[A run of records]
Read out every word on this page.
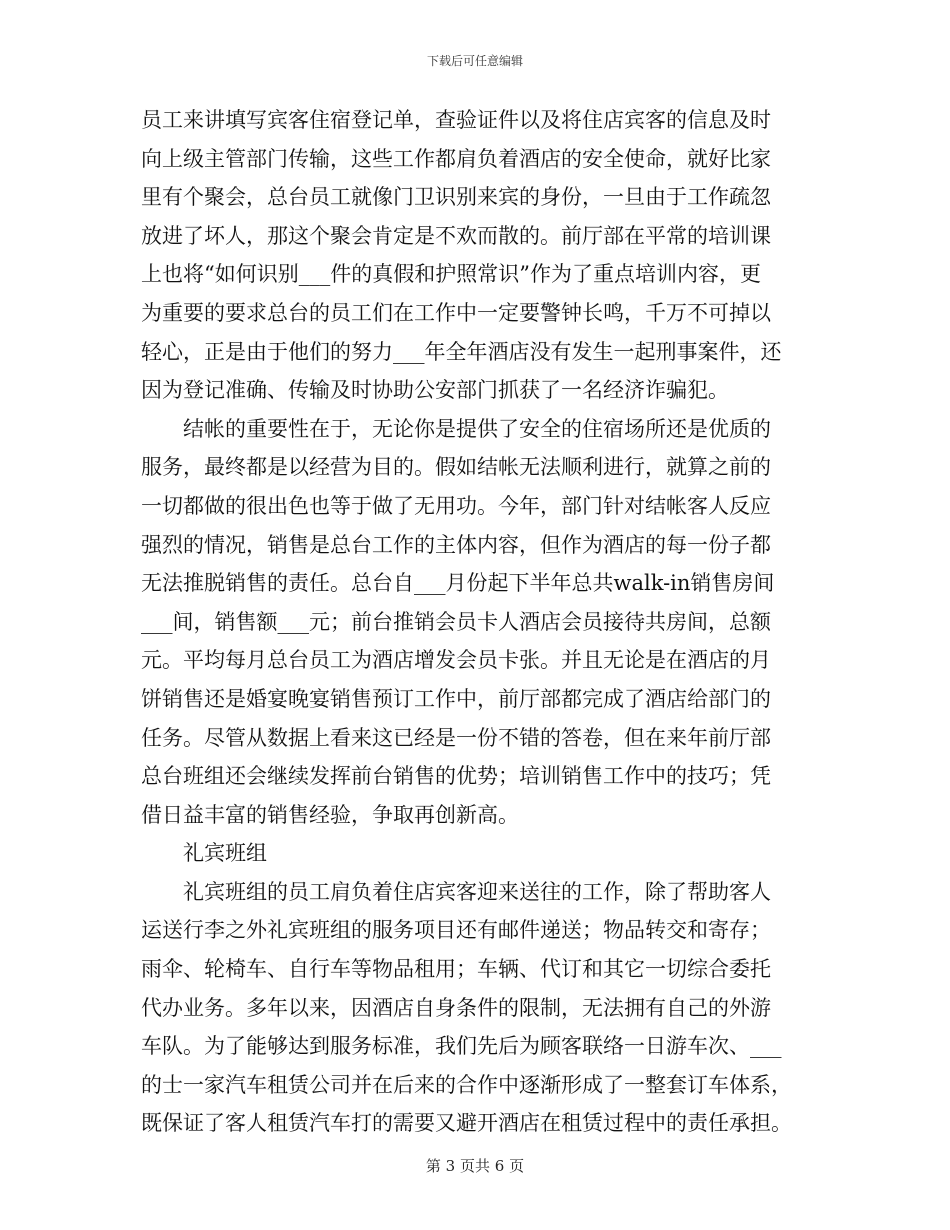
下载后可任意编辑
员工来讲填写宾客住宿登记单，查验证件以及将住店宾客的信息及时
向上级主管部门传输，这些工作都肩负着酒店的安全使命，就好比家
里有个聚会，总台员工就像门卫识别来宾的身份，一旦由于工作疏忽
放进了坏人，那这个聚会肯定是不欢而散的。前厅部在平常的培训课
上也将“如何识别___件的真假和护照常识”作为了重点培训内容，更
为重要的要求总台的员工们在工作中一定要警钟长鸣，千万不可掉以
轻心，正是由于他们的努力___年全年酒店没有发生一起刑事案件，还
因为登记准确、传输及时协助公安部门抓获了一名经济诈骗犯。
　　结帐的重要性在于，无论你是提供了安全的住宿场所还是优质的
服务，最终都是以经营为目的。假如结帐无法顺利进行，就算之前的
一切都做的很出色也等于做了无用功。今年，部门针对结帐客人反应
强烈的情况，销售是总台工作的主体内容，但作为酒店的每一份子都
无法推脱销售的责任。总台自___月份起下半年总共walk-in销售房间
___间，销售额___元；前台推销会员卡人酒店会员接待共房间，总额
元。平均每月总台员工为酒店增发会员卡张。并且无论是在酒店的月
饼销售还是婚宴晚宴销售预订工作中，前厅部都完成了酒店给部门的
任务。尽管从数据上看来这已经是一份不错的答卷，但在来年前厅部
总台班组还会继续发挥前台销售的优势；培训销售工作中的技巧；凭
借日益丰富的销售经验，争取再创新高。
　　礼宾班组
　　礼宾班组的员工肩负着住店宾客迎来送往的工作，除了帮助客人
运送行李之外礼宾班组的服务项目还有邮件递送；物品转交和寄存；
雨伞、轮椅车、自行车等物品租用；车辆、代订和其它一切综合委托
代办业务。多年以来，因酒店自身条件的限制，无法拥有自己的外游
车队。为了能够达到服务标准，我们先后为顾客联络一日游车次、___
的士一家汽车租赁公司并在后来的合作中逐渐形成了一整套订车体系，
既保证了客人租赁汽车打的需要又避开酒店在租赁过程中的责任承担。
第 3 页共 6 页
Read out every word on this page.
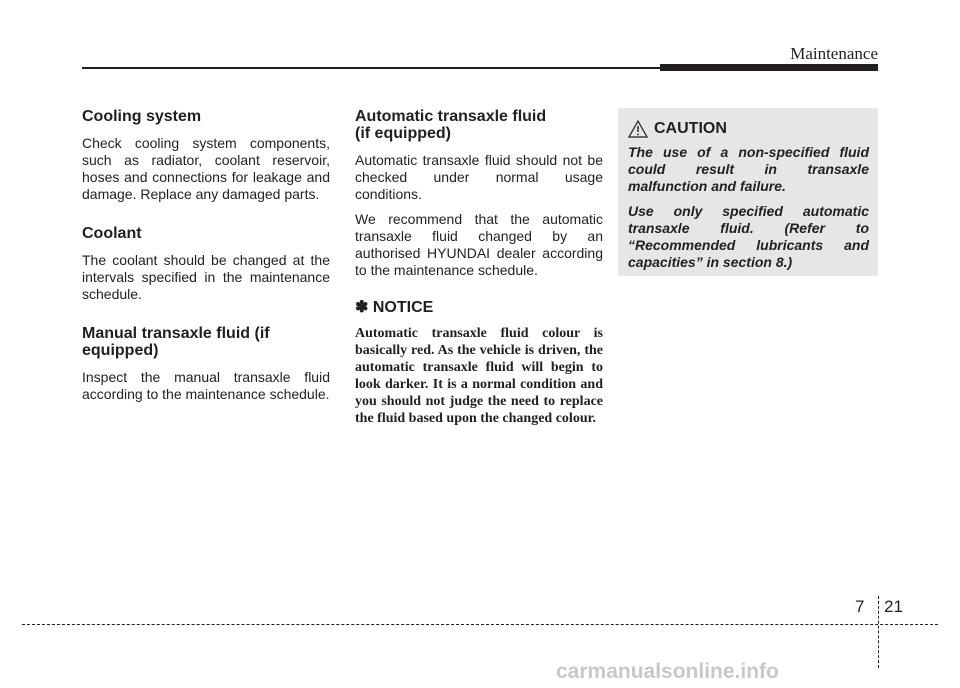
Maintenance
Cooling system

Check cooling system components, such as radiator, coolant reservoir, hoses and connections for leakage and damage. Replace any damaged parts.

Coolant

The coolant should be changed at the intervals specified in the maintenance schedule.

Manual transaxle fluid (if equipped)

Inspect the manual transaxle fluid according to the maintenance schedule.

Automatic transaxle fluid (if equipped)

Automatic transaxle fluid should not be checked under normal usage conditions.

We recommend that the automatic transaxle fluid changed by an authorised HYUNDAI dealer according to the maintenance schedule.

✽ NOTICE

Automatic transaxle fluid colour is basically red. As the vehicle is driven, the automatic transaxle fluid will begin to look darker. It is a normal condition and you should not judge the need to replace the fluid based upon the changed colour.

CAUTION

The use of a non-specified fluid could result in transaxle malfunction and failure.

Use only specified automatic transaxle fluid. (Refer to “Recommended lubricants and capacities” in section 8.)

7 21
carmanualsonline.info
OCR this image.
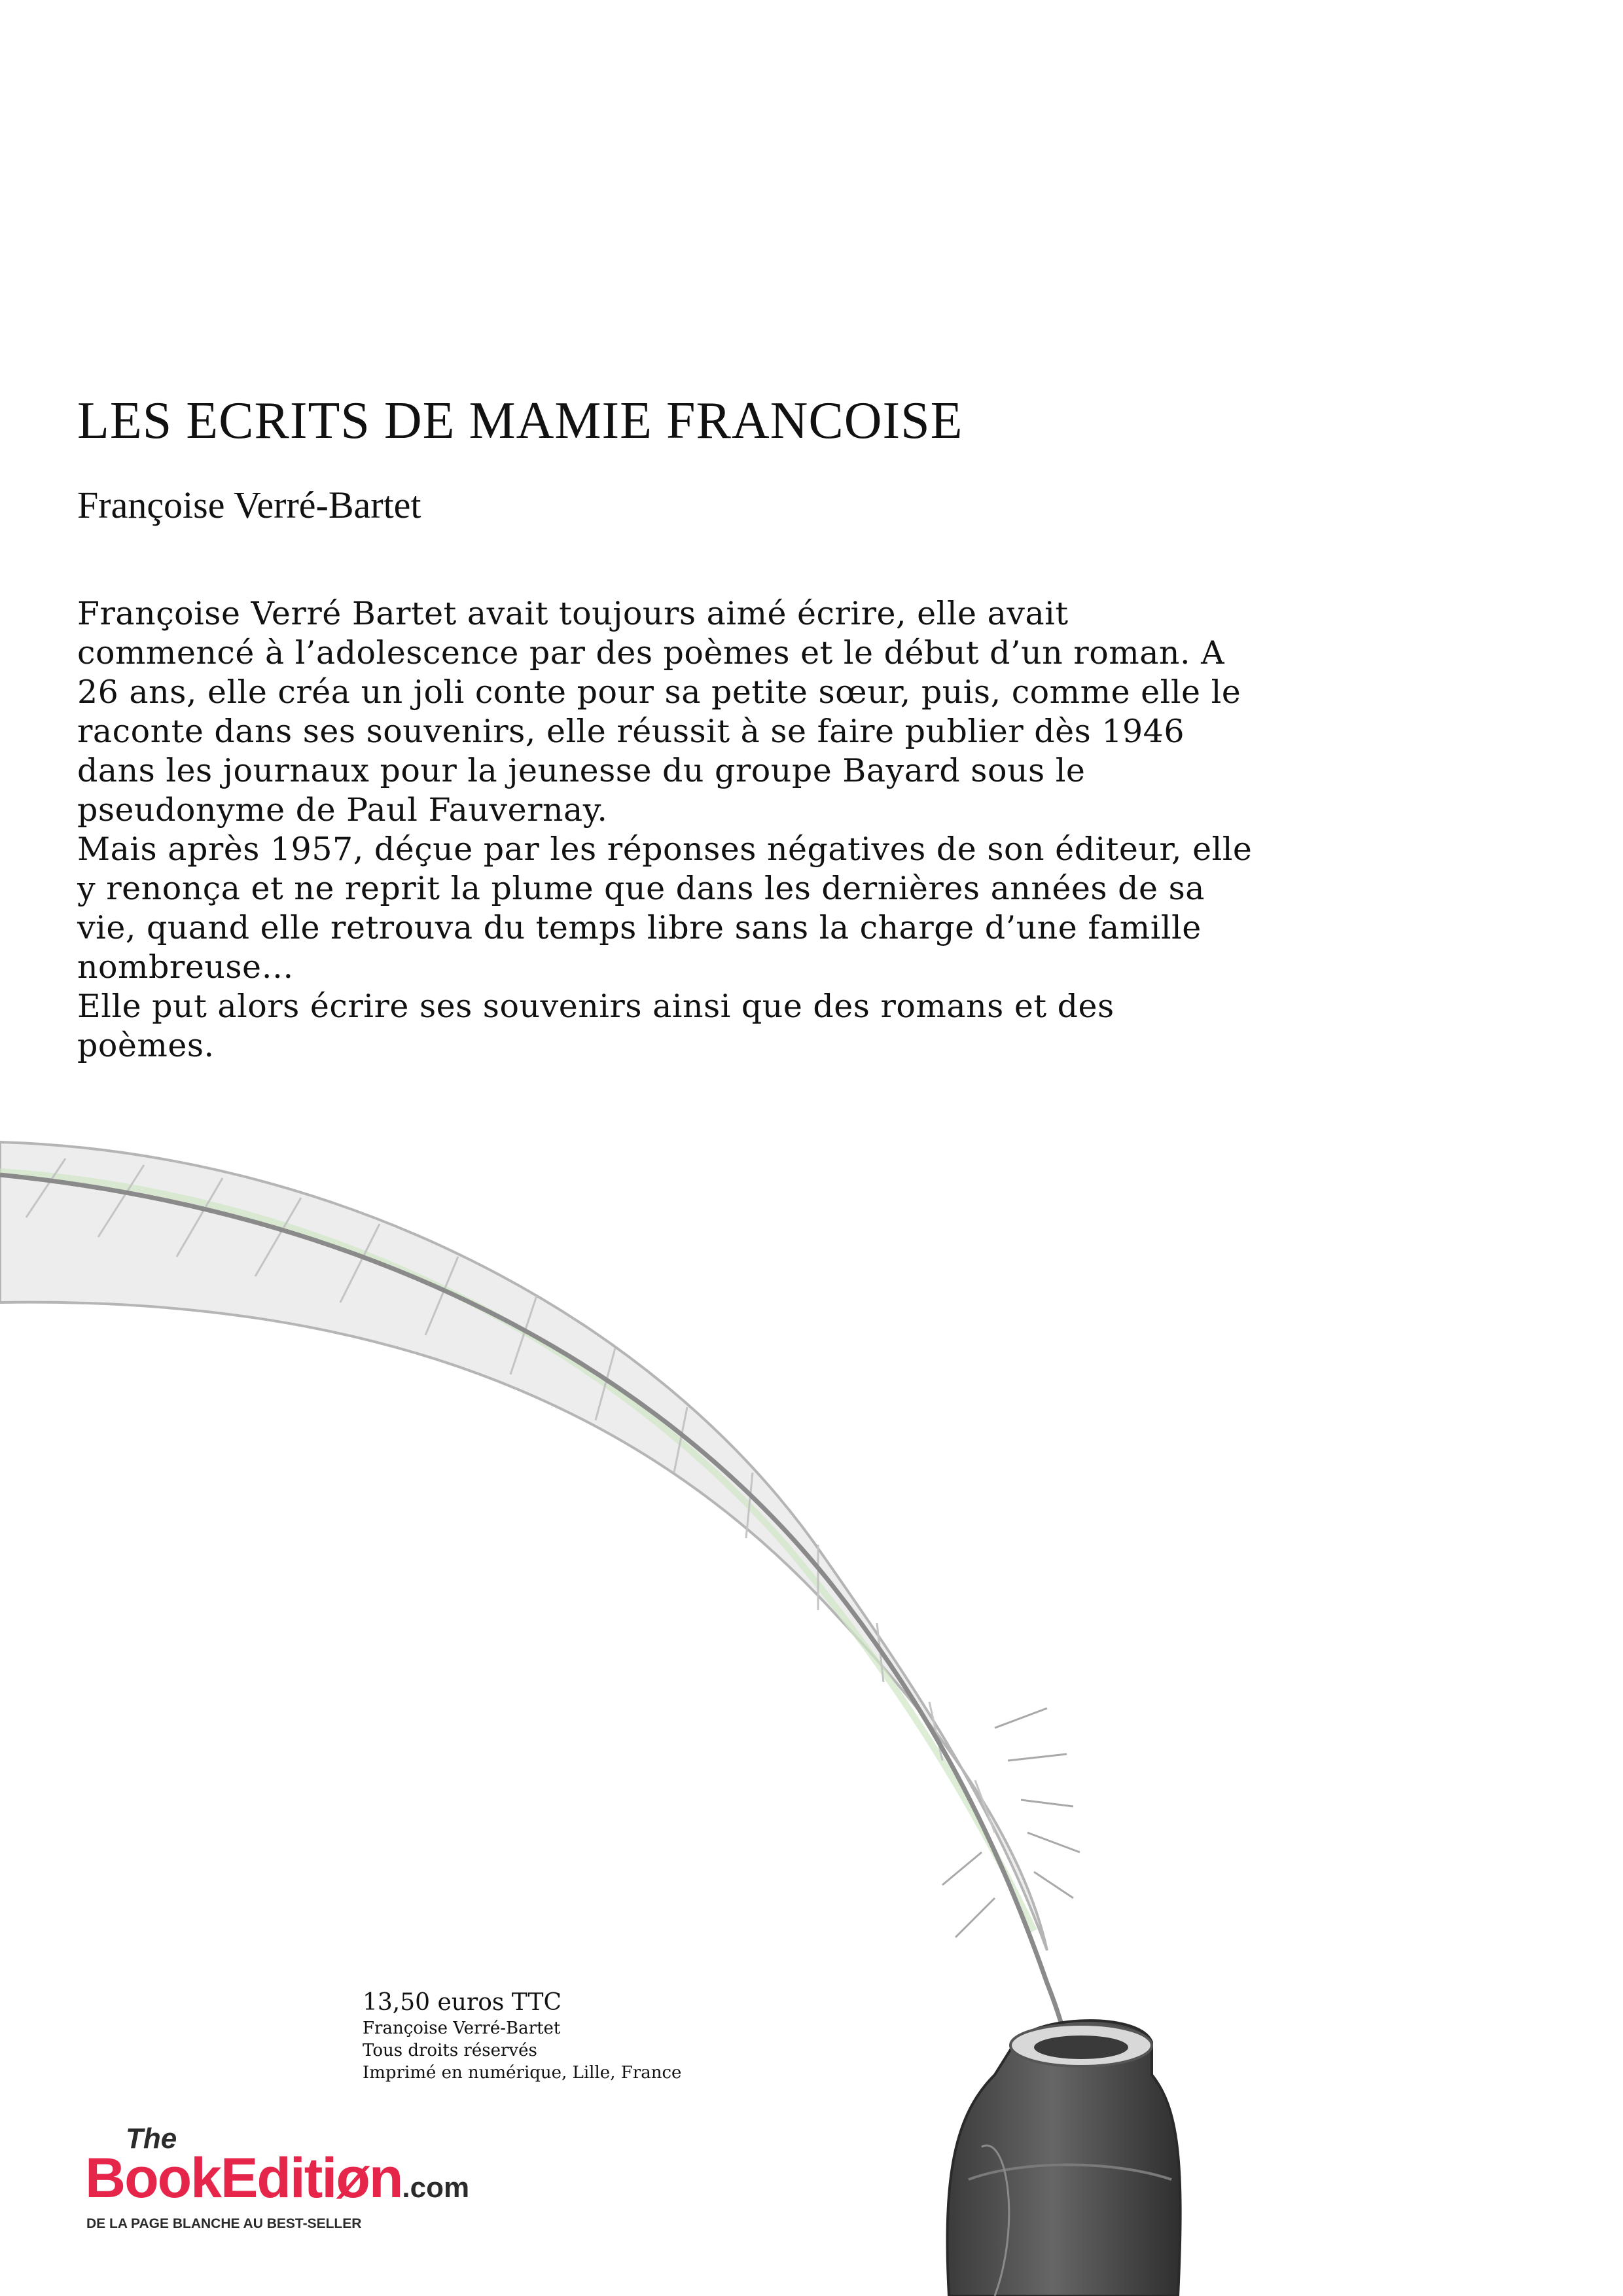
LES ECRITS DE MAMIE FRANCOISE
Françoise Verré-Bartet

Françoise Verré Bartet avait toujours aimé écrire, elle avait commencé à l’adolescence par des poèmes et le début d’un roman. A 26 ans, elle créa un joli conte pour sa petite sœur, puis, comme elle le raconte dans ses souvenirs, elle réussit à se faire publier dès 1946 dans les journaux pour la jeunesse du groupe Bayard sous le pseudonyme de Paul Fauvernay.

Mais après 1957, déçue par les réponses négatives de son éditeur, elle y renonça et ne reprit la plume que dans les dernières années de sa vie, quand elle retrouva du temps libre sans la charge d’une famille nombreuse…

Elle put alors écrire ses souvenirs ainsi que des romans et des poèmes.

13,50 euros TTC
Françoise Verré-Bartet
Tous droits réservés
Imprimé en numérique, Lille, France
The
BookEditiøn.com
DE LA PAGE BLANCHE AU BEST-SELLER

[WORK TO BE COMPLETED] Repeat the data above exactly, but not the pictures.

[THE ANSWER]
Read out every word on this page.
下载后可任意编辑
员工来讲填写宾客住宿登记单，查验证件以及将住店宾客的信息及时
向上级主管部门传输，这些工作都肩负着酒店的安全使命，就好比家
里有个聚会，总台员工就像门卫识别来宾的身份，一旦由于工作疏忽
放进了坏人，那这个聚会肯定是不欢而散的。前厅部在平常的培训课
上也将“如何识别___件的真假和护照常识”作为了重点培训内容，更
为重要的要求总台的员工们在工作中一定要警钟长鸣，千万不可掉以
轻心，正是由于他们的努力___年全年酒店没有发生一起刑事案件，还
因为登记准确、传输及时协助公安部门抓获了一名经济诈骗犯。
　　结帐的重要性在于，无论你是提供了安全的住宿场所还是优质的
服务，最终都是以经营为目的。假如结帐无法顺利进行，就算之前的
一切都做的很出色也等于做了无用功。今年，部门针对结帐客人反应
强烈的情况，销售是总台工作的主体内容，但作为酒店的每一份子都
无法推脱销售的责任。总台自___月份起下半年总共walk-in销售房间
___间，销售额___元；前台推销会员卡人酒店会员接待共房间，总额
元。平均每月总台员工为酒店增发会员卡张。并且无论是在酒店的月
饼销售还是婚宴晚宴销售预订工作中，前厅部都完成了酒店给部门的
任务。尽管从数据上看来这已经是一份不错的答卷，但在来年前厅部
总台班组还会继续发挥前台销售的优势；培训销售工作中的技巧；凭
借日益丰富的销售经验，争取再创新高。
　　礼宾班组
　　礼宾班组的员工肩负着住店宾客迎来送往的工作，除了帮助客人
运送行李之外礼宾班组的服务项目还有邮件递送；物品转交和寄存；
雨伞、轮椅车、自行车等物品租用；车辆、代订和其它一切综合委托
代办业务。多年以来，因酒店自身条件的限制，无法拥有自己的外游
车队。为了能够达到服务标准，我们先后为顾客联络一日游车次、___
的士一家汽车租赁公司并在后来的合作中逐渐形成了一整套订车体系，
既保证了客人租赁汽车打的需要又避开酒店在租赁过程中的责任承担。
第 3 页共 6 页
Read out every word on this page.
Maintenance
Cooling system

Check cooling system components, such as radiator, coolant reservoir, hoses and connections for leakage and damage. Replace any damaged parts.

Coolant

The coolant should be changed at the intervals specified in the maintenance schedule.

Manual transaxle fluid (if equipped)

Inspect the manual transaxle fluid according to the maintenance schedule.

Automatic transaxle fluid (if equipped)

Automatic transaxle fluid should not be checked under normal usage conditions.

We recommend that the automatic transaxle fluid changed by an authorised HYUNDAI dealer according to the maintenance schedule.

✽ NOTICE

Automatic transaxle fluid colour is basically red. As the vehicle is driven, the automatic transaxle fluid will begin to look darker. It is a normal condition and you should not judge the need to replace the fluid based upon the changed colour.

CAUTION

The use of a non-specified fluid could result in transaxle malfunction and failure.

Use only specified automatic transaxle fluid. (Refer to “Recommended lubricants and capacities” in section 8.)

7 21
carmanualsonline.info
OCR this image.
LES ECRITS DE MAMIE FRANCOISE
Françoise Verré-Bartet

Françoise Verré Bartet avait toujours aimé écrire, elle avait commencé à l’adolescence par des poèmes et le début d’un roman. A 26 ans, elle créa un joli conte pour sa petite sœur, puis, comme elle le raconte dans ses souvenirs, elle réussit à se faire publier dès 1946 dans les journaux pour la jeunesse du groupe Bayard sous le pseudonyme de Paul Fauvernay.

Mais après 1957, déçue par les réponses négatives de son éditeur, elle y renonça et ne reprit la plume que dans les dernières années de sa vie, quand elle retrouva du temps libre sans la charge d’une famille nombreuse…

Elle put alors écrire ses souvenirs ainsi que des romans et des poèmes.

13,50 euros TTC
Françoise Verré-Bartet
Tous droits réservés
Imprimé en numérique, Lille, France
The
BookEditiøn.com
DE LA PAGE BLANCHE AU BEST-SELLER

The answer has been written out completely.